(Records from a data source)

====

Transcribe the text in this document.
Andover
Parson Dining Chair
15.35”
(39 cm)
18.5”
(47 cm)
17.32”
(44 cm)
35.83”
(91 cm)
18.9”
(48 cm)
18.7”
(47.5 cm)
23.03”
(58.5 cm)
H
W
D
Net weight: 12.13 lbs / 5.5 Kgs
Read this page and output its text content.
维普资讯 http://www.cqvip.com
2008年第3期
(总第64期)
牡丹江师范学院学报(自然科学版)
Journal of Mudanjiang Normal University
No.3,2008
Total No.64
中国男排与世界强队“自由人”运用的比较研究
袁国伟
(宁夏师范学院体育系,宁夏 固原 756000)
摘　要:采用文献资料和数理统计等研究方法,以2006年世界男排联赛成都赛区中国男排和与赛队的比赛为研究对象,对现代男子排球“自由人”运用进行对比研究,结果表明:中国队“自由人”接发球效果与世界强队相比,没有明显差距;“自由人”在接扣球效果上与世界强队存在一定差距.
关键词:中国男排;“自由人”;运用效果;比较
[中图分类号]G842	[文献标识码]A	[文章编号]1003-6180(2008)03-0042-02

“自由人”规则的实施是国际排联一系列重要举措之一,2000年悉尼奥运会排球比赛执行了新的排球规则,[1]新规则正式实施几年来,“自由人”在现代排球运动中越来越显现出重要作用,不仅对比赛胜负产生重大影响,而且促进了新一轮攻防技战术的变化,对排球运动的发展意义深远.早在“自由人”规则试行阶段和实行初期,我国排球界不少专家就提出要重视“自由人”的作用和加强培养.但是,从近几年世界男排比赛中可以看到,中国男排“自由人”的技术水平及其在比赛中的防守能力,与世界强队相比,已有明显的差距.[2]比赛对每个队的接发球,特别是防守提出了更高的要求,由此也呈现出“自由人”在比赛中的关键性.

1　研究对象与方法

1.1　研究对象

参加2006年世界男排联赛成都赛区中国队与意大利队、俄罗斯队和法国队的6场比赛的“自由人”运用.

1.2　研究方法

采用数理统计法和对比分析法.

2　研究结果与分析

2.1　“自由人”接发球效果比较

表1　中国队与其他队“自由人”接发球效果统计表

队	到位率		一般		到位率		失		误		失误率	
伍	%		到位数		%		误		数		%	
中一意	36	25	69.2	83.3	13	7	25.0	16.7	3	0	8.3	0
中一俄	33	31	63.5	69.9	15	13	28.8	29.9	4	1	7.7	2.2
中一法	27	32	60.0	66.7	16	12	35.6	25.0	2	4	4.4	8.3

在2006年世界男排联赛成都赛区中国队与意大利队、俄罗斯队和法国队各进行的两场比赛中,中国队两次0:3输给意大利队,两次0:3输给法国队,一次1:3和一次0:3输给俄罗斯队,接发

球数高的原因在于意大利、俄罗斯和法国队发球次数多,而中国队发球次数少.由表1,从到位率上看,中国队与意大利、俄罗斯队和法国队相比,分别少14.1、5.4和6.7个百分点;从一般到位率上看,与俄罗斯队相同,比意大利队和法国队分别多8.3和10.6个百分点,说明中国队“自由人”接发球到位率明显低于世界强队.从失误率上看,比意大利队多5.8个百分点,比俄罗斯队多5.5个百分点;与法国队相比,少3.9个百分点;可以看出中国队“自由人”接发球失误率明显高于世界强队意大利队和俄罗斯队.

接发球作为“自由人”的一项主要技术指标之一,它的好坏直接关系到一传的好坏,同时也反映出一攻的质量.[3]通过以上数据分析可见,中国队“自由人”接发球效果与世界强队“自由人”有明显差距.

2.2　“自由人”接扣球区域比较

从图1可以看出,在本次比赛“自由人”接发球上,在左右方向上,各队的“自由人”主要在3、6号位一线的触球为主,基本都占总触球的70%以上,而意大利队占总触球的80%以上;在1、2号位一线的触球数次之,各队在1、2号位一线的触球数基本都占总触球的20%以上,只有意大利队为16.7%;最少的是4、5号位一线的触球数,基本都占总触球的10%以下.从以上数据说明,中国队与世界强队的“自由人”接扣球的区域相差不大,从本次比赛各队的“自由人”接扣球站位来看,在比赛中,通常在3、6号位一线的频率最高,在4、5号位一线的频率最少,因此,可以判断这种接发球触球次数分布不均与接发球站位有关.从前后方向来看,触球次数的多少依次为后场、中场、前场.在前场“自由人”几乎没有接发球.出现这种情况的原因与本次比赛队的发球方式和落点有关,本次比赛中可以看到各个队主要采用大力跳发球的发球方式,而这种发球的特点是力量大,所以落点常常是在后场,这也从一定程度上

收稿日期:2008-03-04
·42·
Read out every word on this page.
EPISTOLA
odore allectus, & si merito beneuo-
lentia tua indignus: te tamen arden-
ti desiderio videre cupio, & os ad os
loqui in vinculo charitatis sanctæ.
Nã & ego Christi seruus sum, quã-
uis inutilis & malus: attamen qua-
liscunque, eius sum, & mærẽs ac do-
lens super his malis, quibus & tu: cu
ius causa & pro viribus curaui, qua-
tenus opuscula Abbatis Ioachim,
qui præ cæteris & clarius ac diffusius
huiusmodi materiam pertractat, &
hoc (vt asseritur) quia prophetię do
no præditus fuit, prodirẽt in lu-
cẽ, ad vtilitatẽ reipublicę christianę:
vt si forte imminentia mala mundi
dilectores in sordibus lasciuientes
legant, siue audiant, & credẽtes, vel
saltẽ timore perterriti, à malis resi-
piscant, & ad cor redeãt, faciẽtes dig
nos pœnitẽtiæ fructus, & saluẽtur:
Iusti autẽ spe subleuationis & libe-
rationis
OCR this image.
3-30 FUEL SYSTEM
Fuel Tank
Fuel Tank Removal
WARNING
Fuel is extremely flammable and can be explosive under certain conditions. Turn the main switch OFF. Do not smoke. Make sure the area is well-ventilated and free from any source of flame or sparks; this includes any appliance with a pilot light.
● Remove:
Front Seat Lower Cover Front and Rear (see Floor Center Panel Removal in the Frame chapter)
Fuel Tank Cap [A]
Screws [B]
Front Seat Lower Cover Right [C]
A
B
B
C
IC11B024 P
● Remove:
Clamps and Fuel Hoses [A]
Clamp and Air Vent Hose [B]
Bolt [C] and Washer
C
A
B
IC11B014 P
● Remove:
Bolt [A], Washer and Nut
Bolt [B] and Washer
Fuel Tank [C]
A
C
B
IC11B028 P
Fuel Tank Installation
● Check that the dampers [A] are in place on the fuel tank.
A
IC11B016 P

====

Using the data above, copy each line that contains "this".

Transcribe the text in this document.
Read this page and output its text content.
Read out every word on this page.
OCR this image.
Fuel is extremely flammable and can be explosive under certain conditions. Turn the main switch OFF. Do not smoke. Make sure the area is well-ventilated and free from any source of flame or sparks; this includes any appliance with a pilot light.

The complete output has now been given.